▶ [Exercise brief]
Return all lines with the word "this" in them.

▶ [Provided data]
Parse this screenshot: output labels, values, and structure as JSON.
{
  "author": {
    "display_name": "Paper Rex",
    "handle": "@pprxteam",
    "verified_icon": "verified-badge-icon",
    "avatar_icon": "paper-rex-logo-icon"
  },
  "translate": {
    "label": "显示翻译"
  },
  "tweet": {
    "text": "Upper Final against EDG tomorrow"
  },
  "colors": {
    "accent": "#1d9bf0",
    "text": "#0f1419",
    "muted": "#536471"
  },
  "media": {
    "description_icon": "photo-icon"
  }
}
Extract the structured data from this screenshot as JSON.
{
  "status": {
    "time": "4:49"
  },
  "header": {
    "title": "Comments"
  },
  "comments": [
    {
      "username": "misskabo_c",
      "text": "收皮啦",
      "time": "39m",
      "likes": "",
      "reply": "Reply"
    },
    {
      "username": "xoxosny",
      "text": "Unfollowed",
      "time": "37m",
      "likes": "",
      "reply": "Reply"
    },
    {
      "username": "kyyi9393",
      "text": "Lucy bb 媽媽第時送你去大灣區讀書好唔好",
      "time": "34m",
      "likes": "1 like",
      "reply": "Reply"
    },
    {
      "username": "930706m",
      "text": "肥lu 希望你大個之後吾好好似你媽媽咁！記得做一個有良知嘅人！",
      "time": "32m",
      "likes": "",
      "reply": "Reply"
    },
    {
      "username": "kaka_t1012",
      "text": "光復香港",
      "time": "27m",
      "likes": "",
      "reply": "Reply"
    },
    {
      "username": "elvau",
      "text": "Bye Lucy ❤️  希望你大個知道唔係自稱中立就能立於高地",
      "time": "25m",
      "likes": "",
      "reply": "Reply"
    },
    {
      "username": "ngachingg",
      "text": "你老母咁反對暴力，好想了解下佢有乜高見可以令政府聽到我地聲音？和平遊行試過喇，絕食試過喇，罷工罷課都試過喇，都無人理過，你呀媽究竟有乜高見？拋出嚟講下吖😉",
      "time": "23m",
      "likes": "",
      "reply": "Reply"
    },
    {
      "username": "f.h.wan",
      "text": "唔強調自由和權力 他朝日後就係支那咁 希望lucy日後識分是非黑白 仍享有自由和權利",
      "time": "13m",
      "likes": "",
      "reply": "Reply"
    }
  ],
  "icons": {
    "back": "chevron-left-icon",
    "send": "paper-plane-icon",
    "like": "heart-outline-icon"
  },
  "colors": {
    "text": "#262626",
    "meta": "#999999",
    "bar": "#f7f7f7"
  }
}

▶ [Exercise answer]
Parse this screenshot: output labels, values, and structure as JSON.
Extract the structured data from this screenshot as JSON.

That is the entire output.